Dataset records
....

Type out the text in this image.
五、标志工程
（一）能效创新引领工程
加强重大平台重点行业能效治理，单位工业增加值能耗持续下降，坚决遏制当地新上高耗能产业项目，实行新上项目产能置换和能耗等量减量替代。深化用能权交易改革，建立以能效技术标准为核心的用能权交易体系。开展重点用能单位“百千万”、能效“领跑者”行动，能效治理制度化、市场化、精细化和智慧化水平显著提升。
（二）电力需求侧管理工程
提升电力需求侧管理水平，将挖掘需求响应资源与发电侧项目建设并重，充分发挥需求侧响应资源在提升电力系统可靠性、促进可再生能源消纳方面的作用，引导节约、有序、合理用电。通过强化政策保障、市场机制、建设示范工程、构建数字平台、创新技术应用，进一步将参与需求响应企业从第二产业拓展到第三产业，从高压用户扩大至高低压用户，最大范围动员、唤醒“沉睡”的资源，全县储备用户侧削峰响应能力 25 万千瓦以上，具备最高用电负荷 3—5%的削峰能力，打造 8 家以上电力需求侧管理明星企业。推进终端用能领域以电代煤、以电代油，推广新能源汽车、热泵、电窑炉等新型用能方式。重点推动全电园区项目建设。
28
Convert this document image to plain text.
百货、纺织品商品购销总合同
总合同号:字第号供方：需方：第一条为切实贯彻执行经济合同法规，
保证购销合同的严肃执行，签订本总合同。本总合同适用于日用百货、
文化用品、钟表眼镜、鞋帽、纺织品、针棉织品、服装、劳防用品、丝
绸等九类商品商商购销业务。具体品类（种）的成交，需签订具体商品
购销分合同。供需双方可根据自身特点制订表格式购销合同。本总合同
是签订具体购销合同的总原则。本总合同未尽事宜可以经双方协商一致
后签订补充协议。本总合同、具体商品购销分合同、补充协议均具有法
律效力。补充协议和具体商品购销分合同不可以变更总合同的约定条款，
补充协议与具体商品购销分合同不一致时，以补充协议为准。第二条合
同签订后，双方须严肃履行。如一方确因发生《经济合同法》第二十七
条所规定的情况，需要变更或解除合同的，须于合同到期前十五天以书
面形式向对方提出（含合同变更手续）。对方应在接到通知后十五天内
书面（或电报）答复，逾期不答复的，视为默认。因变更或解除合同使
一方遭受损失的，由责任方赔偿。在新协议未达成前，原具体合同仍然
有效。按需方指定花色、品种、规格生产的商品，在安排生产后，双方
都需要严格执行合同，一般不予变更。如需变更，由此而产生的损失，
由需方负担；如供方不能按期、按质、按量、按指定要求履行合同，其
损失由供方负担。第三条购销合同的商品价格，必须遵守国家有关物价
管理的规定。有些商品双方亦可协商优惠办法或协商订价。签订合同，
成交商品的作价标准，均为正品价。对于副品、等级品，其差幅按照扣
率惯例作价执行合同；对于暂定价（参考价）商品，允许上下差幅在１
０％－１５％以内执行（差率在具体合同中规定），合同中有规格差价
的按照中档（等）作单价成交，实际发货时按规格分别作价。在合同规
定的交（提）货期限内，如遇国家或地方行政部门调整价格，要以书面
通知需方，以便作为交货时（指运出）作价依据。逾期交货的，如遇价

....

Requirements: Go through the entries and repeat each one exactly.

Exercise answer:
Type out the text in this image.
五、标志工程
（一）能效创新引领工程
加强重大平台重点行业能效治理，单位工业增加值能耗持续下降，坚决遏制当地新上高耗能产业项目，实行新上项目产能置换和能耗等量减量替代。深化用能权交易改革，建立以能效技术标准为核心的用能权交易体系。开展重点用能单位“百千万”、能效“领跑者”行动，能效治理制度化、市场化、精细化和智慧化水平显著提升。
（二）电力需求侧管理工程
提升电力需求侧管理水平，将挖掘需求响应资源与发电侧项目建设并重，充分发挥需求侧响应资源在提升电力系统可靠性、促进可再生能源消纳方面的作用，引导节约、有序、合理用电。通过强化政策保障、市场机制、建设示范工程、构建数字平台、创新技术应用，进一步将参与需求响应企业从第二产业拓展到第三产业，从高压用户扩大至高低压用户，最大范围动员、唤醒“沉睡”的资源，全县储备用户侧削峰响应能力 25 万千瓦以上，具备最高用电负荷 3—5%的削峰能力，打造 8 家以上电力需求侧管理明星企业。推进终端用能领域以电代煤、以电代油，推广新能源汽车、热泵、电窑炉等新型用能方式。重点推动全电园区项目建设。
28
Convert this document image to plain text.
百货、纺织品商品购销总合同
总合同号:字第号供方：需方：第一条为切实贯彻执行经济合同法规，
保证购销合同的严肃执行，签订本总合同。本总合同适用于日用百货、
文化用品、钟表眼镜、鞋帽、纺织品、针棉织品、服装、劳防用品、丝
绸等九类商品商商购销业务。具体品类（种）的成交，需签订具体商品
购销分合同。供需双方可根据自身特点制订表格式购销合同。本总合同
是签订具体购销合同的总原则。本总合同未尽事宜可以经双方协商一致
后签订补充协议。本总合同、具体商品购销分合同、补充协议均具有法
律效力。补充协议和具体商品购销分合同不可以变更总合同的约定条款，
补充协议与具体商品购销分合同不一致时，以补充协议为准。第二条合
同签订后，双方须严肃履行。如一方确因发生《经济合同法》第二十七
条所规定的情况，需要变更或解除合同的，须于合同到期前十五天以书
面形式向对方提出（含合同变更手续）。对方应在接到通知后十五天内
书面（或电报）答复，逾期不答复的，视为默认。因变更或解除合同使
一方遭受损失的，由责任方赔偿。在新协议未达成前，原具体合同仍然
有效。按需方指定花色、品种、规格生产的商品，在安排生产后，双方
都需要严格执行合同，一般不予变更。如需变更，由此而产生的损失，
由需方负担；如供方不能按期、按质、按量、按指定要求履行合同，其
损失由供方负担。第三条购销合同的商品价格，必须遵守国家有关物价
管理的规定。有些商品双方亦可协商优惠办法或协商订价。签订合同，
成交商品的作价标准，均为正品价。对于副品、等级品，其差幅按照扣
率惯例作价执行合同；对于暂定价（参考价）商品，允许上下差幅在１
０％－１５％以内执行（差率在具体合同中规定），合同中有规格差价
的按照中档（等）作单价成交，实际发货时按规格分别作价。在合同规
定的交（提）货期限内，如遇国家或地方行政部门调整价格，要以书面
通知需方，以便作为交货时（指运出）作价依据。逾期交货的，如遇价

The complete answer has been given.